* [Given instruction]
Among the entries below, find the lines with "still" and copy them.
--- begin Material for this task ---
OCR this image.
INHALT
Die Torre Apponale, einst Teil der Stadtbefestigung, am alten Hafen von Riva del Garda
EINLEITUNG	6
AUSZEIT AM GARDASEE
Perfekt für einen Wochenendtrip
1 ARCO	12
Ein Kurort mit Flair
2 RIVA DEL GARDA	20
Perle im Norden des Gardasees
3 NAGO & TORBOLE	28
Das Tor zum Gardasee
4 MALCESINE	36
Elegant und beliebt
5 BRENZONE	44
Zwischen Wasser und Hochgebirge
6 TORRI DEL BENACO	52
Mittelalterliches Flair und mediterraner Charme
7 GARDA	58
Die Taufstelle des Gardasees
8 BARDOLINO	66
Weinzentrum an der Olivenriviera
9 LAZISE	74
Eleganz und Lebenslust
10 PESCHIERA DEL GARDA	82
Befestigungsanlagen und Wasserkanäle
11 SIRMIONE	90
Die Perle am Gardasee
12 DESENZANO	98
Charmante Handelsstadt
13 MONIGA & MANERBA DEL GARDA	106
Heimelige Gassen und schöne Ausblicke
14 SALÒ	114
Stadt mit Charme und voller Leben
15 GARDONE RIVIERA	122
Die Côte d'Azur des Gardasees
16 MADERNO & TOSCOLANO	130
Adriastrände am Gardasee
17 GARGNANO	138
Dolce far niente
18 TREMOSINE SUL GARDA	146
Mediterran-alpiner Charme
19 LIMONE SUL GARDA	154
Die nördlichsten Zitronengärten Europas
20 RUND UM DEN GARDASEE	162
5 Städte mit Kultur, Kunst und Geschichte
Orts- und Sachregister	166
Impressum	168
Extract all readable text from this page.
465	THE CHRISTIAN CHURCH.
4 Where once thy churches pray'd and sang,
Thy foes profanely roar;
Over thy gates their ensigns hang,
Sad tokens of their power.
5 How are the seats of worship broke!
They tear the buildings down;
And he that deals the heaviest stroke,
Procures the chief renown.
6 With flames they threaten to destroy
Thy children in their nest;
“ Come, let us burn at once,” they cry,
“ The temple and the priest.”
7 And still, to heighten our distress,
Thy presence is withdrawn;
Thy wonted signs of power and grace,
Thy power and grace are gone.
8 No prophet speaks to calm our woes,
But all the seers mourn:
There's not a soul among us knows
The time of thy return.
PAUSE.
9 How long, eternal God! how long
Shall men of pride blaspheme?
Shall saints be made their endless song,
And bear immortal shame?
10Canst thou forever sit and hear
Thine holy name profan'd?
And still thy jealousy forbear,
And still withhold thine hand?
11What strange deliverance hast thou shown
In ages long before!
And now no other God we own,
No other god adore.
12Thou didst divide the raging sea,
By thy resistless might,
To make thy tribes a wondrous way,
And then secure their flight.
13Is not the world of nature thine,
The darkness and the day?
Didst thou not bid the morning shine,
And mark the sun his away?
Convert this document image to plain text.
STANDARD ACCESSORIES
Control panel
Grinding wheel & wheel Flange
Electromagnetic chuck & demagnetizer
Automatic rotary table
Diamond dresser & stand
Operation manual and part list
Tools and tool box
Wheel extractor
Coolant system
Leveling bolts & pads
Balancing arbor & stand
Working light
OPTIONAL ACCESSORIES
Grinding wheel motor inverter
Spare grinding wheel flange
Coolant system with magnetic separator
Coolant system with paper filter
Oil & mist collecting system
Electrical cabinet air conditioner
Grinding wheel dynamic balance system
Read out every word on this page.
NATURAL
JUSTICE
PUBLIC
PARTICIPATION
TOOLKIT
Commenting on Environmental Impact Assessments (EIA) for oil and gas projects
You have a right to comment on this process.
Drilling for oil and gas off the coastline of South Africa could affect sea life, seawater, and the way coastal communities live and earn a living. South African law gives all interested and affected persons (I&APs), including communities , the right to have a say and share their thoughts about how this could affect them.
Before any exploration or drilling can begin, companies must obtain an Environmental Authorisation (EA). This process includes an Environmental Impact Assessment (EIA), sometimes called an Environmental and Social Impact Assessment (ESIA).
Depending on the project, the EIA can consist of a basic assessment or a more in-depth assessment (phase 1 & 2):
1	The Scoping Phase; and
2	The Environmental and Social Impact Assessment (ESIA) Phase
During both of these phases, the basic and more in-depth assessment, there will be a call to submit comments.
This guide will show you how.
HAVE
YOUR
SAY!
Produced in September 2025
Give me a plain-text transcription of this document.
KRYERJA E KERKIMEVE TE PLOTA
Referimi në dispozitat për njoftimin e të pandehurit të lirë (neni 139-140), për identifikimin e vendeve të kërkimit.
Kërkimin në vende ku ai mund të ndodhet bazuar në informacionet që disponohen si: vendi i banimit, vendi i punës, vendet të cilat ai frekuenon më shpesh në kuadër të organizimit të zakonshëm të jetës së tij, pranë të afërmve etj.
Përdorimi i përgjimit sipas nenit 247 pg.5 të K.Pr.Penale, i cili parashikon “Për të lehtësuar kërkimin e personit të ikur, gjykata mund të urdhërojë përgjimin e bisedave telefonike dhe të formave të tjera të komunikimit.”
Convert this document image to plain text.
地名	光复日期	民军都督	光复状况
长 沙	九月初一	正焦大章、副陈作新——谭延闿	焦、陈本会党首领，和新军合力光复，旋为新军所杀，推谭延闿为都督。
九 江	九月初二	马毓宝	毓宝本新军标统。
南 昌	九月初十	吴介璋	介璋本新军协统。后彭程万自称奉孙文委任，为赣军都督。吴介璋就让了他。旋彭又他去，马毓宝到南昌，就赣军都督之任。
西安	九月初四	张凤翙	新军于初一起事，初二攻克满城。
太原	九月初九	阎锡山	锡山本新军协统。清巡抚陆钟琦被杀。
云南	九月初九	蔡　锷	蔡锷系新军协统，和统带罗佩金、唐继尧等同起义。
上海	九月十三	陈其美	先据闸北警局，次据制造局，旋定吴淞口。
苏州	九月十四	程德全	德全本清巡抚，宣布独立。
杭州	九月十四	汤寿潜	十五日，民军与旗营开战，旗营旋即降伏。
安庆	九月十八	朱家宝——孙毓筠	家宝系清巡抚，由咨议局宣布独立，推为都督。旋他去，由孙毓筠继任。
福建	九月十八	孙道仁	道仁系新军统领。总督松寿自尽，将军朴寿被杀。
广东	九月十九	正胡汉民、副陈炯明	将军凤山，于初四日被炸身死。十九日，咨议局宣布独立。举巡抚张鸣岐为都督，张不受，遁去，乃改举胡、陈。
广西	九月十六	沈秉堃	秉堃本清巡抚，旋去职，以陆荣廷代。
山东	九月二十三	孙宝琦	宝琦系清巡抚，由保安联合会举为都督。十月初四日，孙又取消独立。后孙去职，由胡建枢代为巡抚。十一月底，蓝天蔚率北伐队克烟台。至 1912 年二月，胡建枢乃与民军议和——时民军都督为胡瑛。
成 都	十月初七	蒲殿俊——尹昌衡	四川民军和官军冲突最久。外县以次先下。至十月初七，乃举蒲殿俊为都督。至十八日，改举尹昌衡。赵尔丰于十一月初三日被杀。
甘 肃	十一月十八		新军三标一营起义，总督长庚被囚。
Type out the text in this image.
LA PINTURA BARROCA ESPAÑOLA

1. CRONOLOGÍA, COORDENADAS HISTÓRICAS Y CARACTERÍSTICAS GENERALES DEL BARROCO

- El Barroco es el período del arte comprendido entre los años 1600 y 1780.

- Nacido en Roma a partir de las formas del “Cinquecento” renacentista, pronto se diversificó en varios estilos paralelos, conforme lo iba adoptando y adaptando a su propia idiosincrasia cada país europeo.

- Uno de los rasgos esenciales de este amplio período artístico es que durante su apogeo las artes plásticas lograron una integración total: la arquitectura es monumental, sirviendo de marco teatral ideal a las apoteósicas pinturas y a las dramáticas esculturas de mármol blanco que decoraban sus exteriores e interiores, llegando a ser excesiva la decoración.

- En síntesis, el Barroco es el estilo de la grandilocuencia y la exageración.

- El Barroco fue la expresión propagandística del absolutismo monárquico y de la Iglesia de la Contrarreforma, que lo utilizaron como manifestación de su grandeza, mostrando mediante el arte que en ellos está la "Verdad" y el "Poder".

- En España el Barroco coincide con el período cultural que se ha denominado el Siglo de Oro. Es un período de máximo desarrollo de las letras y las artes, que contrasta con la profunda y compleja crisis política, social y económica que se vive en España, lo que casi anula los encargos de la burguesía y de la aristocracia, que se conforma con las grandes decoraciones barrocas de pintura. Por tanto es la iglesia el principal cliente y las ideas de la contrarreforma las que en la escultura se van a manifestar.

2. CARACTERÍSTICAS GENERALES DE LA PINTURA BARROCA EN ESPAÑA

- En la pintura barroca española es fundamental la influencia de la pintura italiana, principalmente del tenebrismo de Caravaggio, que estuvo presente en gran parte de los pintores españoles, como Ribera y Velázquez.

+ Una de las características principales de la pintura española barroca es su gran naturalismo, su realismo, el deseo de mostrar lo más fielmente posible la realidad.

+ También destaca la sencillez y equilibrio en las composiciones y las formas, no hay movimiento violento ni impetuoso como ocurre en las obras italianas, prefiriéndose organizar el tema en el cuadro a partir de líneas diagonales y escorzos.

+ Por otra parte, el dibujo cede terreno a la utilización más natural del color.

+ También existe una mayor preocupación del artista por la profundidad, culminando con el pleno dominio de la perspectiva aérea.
--- end Material for this task ---
* [Solution below]
7 And still, to heighten our distress,
And still thy jealousy forbear,
And still withhold thine hand?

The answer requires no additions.